What to produce:
Without including the pictures, copy out every line below.

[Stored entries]
------------------------------------------------------------------------

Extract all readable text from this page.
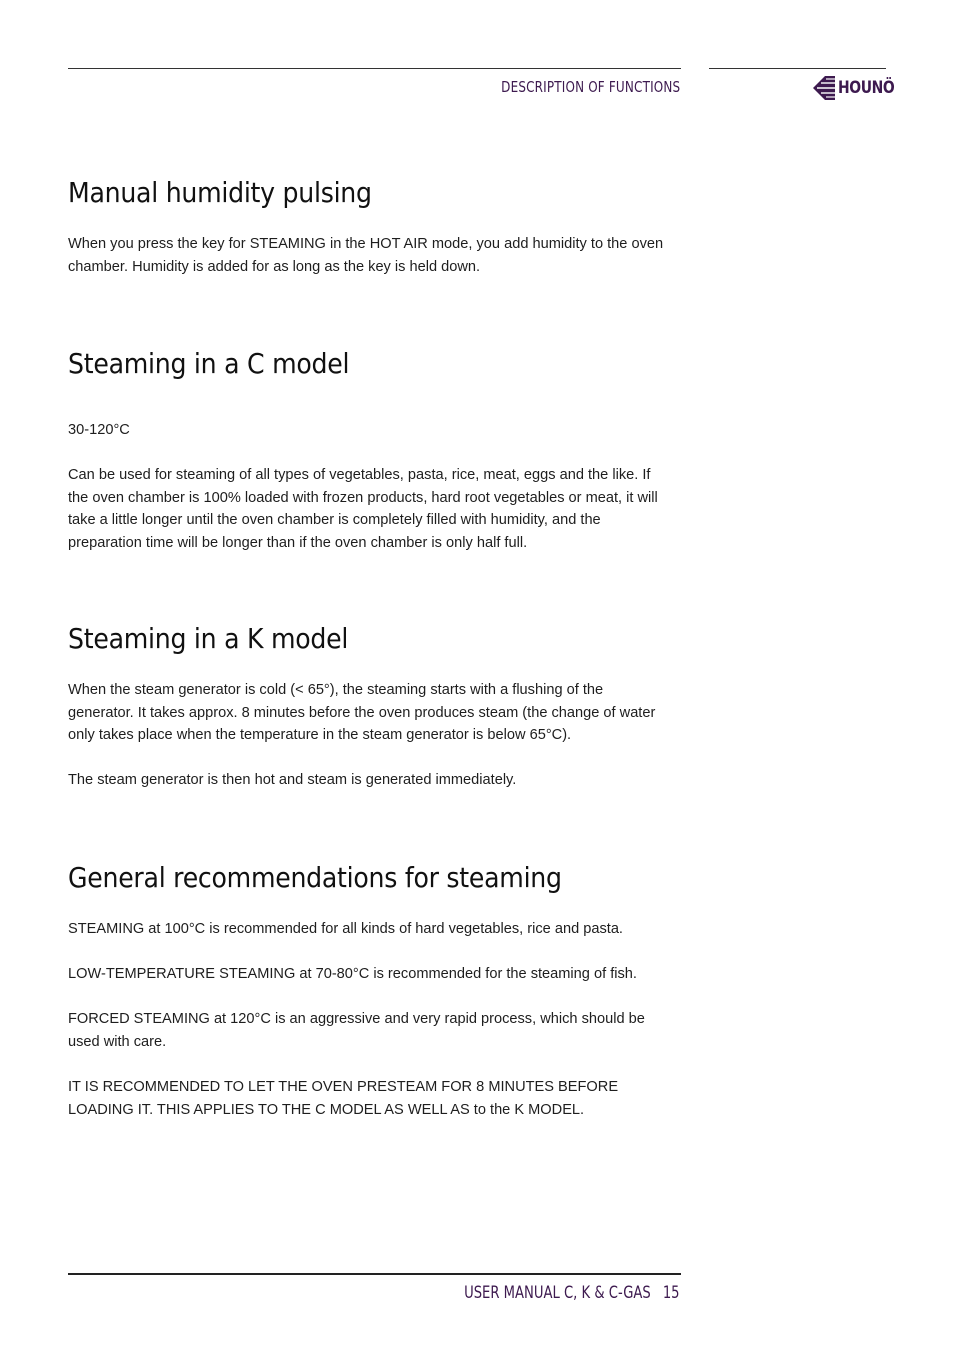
DESCRIPTION OF FUNCTIONS	HOUNÖ
Manual humidity pulsing

When you press the key for STEAMING in the HOT AIR mode, you add humidity to the oven chamber. Humidity is added for as long as the key is held down.

Steaming in a C model

30-120°C

Can be used for steaming of all types of vegetables, pasta, rice, meat, eggs and the like. If the oven chamber is 100% loaded with frozen products, hard root vegetables or meat, it will take a little longer until the oven chamber is completely filled with humidity, and the preparation time will be longer than if the oven chamber is only half full.

Steaming in a K model

When the steam generator is cold (< 65°), the steaming starts with a flushing of the generator. It takes approx. 8 minutes before the oven produces steam (the change of water only takes place when the temperature in the steam generator is below 65°C).

The steam generator is then hot and steam is generated immediately.

General recommendations for steaming

STEAMING at 100°C is recommended for all kinds of hard vegetables, rice and pasta.

LOW-TEMPERATURE STEAMING at 70-80°C is recommended for the steaming of fish.

FORCED STEAMING at 120°C is an aggressive and very rapid process, which should be used with care.

IT IS RECOMMENDED TO LET THE OVEN PRESTEAM FOR 8 MINUTES BEFORE LOADING IT. THIS APPLIES TO THE C MODEL AS WELL AS to the K MODEL.

USER MANUAL C, K & C-GAS 15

------------------------------------------------------------------------

Complete answer:
Extract all readable text from this page.
DESCRIPTION OF FUNCTIONS	HOUNÖ
Manual humidity pulsing

When you press the key for STEAMING in the HOT AIR mode, you add humidity to the oven chamber. Humidity is added for as long as the key is held down.

Steaming in a C model

30-120°C

Can be used for steaming of all types of vegetables, pasta, rice, meat, eggs and the like. If the oven chamber is 100% loaded with frozen products, hard root vegetables or meat, it will take a little longer until the oven chamber is completely filled with humidity, and the preparation time will be longer than if the oven chamber is only half full.

Steaming in a K model

When the steam generator is cold (< 65°), the steaming starts with a flushing of the generator. It takes approx. 8 minutes before the oven produces steam (the change of water only takes place when the temperature in the steam generator is below 65°C).

The steam generator is then hot and steam is generated immediately.

General recommendations for steaming

STEAMING at 100°C is recommended for all kinds of hard vegetables, rice and pasta.

LOW-TEMPERATURE STEAMING at 70-80°C is recommended for the steaming of fish.

FORCED STEAMING at 120°C is an aggressive and very rapid process, which should be used with care.

IT IS RECOMMENDED TO LET THE OVEN PRESTEAM FOR 8 MINUTES BEFORE LOADING IT. THIS APPLIES TO THE C MODEL AS WELL AS to the K MODEL.

USER MANUAL C, K & C-GAS 15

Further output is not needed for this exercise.